**Work order:**
Give back the listing word for word, from top to bottom.

**Data records:**
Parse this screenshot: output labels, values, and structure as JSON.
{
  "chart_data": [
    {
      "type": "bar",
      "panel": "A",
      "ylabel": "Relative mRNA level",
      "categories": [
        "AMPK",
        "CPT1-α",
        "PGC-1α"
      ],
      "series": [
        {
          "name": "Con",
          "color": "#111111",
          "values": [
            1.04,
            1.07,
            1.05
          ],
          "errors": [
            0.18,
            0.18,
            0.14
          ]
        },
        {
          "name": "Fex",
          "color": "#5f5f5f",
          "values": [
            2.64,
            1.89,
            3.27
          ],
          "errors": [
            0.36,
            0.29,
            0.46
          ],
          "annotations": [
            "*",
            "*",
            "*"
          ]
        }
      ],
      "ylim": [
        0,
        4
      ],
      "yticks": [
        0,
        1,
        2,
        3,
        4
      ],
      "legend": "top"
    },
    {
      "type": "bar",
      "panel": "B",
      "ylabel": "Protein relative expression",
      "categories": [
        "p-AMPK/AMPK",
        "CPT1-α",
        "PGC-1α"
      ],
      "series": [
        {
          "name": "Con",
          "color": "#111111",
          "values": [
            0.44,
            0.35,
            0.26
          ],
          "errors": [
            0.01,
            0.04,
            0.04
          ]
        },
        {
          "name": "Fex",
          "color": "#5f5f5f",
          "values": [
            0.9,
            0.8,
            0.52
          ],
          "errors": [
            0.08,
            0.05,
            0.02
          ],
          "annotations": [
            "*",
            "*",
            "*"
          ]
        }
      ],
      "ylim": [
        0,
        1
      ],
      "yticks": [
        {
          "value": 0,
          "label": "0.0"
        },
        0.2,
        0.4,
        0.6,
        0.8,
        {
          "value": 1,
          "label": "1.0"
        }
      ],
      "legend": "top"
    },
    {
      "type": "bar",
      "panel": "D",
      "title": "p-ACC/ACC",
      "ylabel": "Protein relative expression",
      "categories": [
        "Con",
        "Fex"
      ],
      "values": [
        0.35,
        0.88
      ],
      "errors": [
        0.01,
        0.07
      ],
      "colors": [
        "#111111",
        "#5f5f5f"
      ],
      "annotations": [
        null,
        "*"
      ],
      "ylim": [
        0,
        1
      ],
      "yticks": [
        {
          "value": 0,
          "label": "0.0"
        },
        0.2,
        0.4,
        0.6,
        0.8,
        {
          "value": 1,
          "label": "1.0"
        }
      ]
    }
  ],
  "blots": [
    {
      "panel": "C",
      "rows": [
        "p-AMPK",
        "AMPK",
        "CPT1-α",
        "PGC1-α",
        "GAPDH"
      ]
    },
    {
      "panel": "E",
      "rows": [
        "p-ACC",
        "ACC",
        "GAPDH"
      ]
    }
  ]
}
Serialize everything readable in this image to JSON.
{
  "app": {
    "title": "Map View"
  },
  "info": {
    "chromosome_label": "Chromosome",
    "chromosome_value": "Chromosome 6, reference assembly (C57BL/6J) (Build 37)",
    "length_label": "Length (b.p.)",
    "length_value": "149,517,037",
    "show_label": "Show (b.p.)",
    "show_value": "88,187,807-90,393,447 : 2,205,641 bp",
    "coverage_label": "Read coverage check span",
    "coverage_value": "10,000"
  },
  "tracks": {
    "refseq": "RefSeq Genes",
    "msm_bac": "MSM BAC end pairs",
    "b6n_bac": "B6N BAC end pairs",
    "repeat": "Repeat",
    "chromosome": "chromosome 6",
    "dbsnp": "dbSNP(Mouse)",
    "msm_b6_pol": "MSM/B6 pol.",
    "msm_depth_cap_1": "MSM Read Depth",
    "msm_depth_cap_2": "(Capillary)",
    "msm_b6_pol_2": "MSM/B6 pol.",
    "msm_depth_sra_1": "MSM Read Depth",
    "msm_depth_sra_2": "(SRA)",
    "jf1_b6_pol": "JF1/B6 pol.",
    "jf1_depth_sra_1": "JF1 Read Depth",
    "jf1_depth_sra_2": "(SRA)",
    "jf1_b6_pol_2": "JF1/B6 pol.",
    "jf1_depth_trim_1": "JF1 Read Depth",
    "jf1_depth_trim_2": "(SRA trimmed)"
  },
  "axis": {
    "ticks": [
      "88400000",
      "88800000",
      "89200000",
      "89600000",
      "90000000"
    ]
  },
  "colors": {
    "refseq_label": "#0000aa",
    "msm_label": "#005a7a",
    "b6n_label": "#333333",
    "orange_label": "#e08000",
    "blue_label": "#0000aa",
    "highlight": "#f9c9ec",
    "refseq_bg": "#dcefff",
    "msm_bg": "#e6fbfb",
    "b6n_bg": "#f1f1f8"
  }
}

**Task response:**
Parse this screenshot: output labels, values, and structure as JSON.
{
  "chart_data": [
    {
      "type": "bar",
      "panel": "A",
      "ylabel": "Relative mRNA level",
      "categories": [
        "AMPK",
        "CPT1-α",
        "PGC-1α"
      ],
      "series": [
        {
          "name": "Con",
          "color": "#111111",
          "values": [
            1.04,
            1.07,
            1.05
          ],
          "errors": [
            0.18,
            0.18,
            0.14
          ]
        },
        {
          "name": "Fex",
          "color": "#5f5f5f",
          "values": [
            2.64,
            1.89,
            3.27
          ],
          "errors": [
            0.36,
            0.29,
            0.46
          ],
          "annotations": [
            "*",
            "*",
            "*"
          ]
        }
      ],
      "ylim": [
        0,
        4
      ],
      "yticks": [
        0,
        1,
        2,
        3,
        4
      ],
      "legend": "top"
    },
    {
      "type": "bar",
      "panel": "B",
      "ylabel": "Protein relative expression",
      "categories": [
        "p-AMPK/AMPK",
        "CPT1-α",
        "PGC-1α"
      ],
      "series": [
        {
          "name": "Con",
          "color": "#111111",
          "values": [
            0.44,
            0.35,
            0.26
          ],
          "errors": [
            0.01,
            0.04,
            0.04
          ]
        },
        {
          "name": "Fex",
          "color": "#5f5f5f",
          "values": [
            0.9,
            0.8,
            0.52
          ],
          "errors": [
            0.08,
            0.05,
            0.02
          ],
          "annotations": [
            "*",
            "*",
            "*"
          ]
        }
      ],
      "ylim": [
        0,
        1
      ],
      "yticks": [
        {
          "value": 0,
          "label": "0.0"
        },
        0.2,
        0.4,
        0.6,
        0.8,
        {
          "value": 1,
          "label": "1.0"
        }
      ],
      "legend": "top"
    },
    {
      "type": "bar",
      "panel": "D",
      "title": "p-ACC/ACC",
      "ylabel": "Protein relative expression",
      "categories": [
        "Con",
        "Fex"
      ],
      "values": [
        0.35,
        0.88
      ],
      "errors": [
        0.01,
        0.07
      ],
      "colors": [
        "#111111",
        "#5f5f5f"
      ],
      "annotations": [
        null,
        "*"
      ],
      "ylim": [
        0,
        1
      ],
      "yticks": [
        {
          "value": 0,
          "label": "0.0"
        },
        0.2,
        0.4,
        0.6,
        0.8,
        {
          "value": 1,
          "label": "1.0"
        }
      ]
    }
  ],
  "blots": [
    {
      "panel": "C",
      "rows": [
        "p-AMPK",
        "AMPK",
        "CPT1-α",
        "PGC1-α",
        "GAPDH"
      ]
    },
    {
      "panel": "E",
      "rows": [
        "p-ACC",
        "ACC",
        "GAPDH"
      ]
    }
  ]
}
Serialize everything readable in this image to JSON.
{
  "app": {
    "title": "Map View"
  },
  "info": {
    "chromosome_label": "Chromosome",
    "chromosome_value": "Chromosome 6, reference assembly (C57BL/6J) (Build 37)",
    "length_label": "Length (b.p.)",
    "length_value": "149,517,037",
    "show_label": "Show (b.p.)",
    "show_value": "88,187,807-90,393,447 : 2,205,641 bp",
    "coverage_label": "Read coverage check span",
    "coverage_value": "10,000"
  },
  "tracks": {
    "refseq": "RefSeq Genes",
    "msm_bac": "MSM BAC end pairs",
    "b6n_bac": "B6N BAC end pairs",
    "repeat": "Repeat",
    "chromosome": "chromosome 6",
    "dbsnp": "dbSNP(Mouse)",
    "msm_b6_pol": "MSM/B6 pol.",
    "msm_depth_cap_1": "MSM Read Depth",
    "msm_depth_cap_2": "(Capillary)",
    "msm_b6_pol_2": "MSM/B6 pol.",
    "msm_depth_sra_1": "MSM Read Depth",
    "msm_depth_sra_2": "(SRA)",
    "jf1_b6_pol": "JF1/B6 pol.",
    "jf1_depth_sra_1": "JF1 Read Depth",
    "jf1_depth_sra_2": "(SRA)",
    "jf1_b6_pol_2": "JF1/B6 pol.",
    "jf1_depth_trim_1": "JF1 Read Depth",
    "jf1_depth_trim_2": "(SRA trimmed)"
  },
  "axis": {
    "ticks": [
      "88400000",
      "88800000",
      "89200000",
      "89600000",
      "90000000"
    ]
  },
  "colors": {
    "refseq_label": "#0000aa",
    "msm_label": "#005a7a",
    "b6n_label": "#333333",
    "orange_label": "#e08000",
    "blue_label": "#0000aa",
    "highlight": "#f9c9ec",
    "refseq_bg": "#dcefff",
    "msm_bg": "#e6fbfb",
    "b6n_bg": "#f1f1f8"
  }
}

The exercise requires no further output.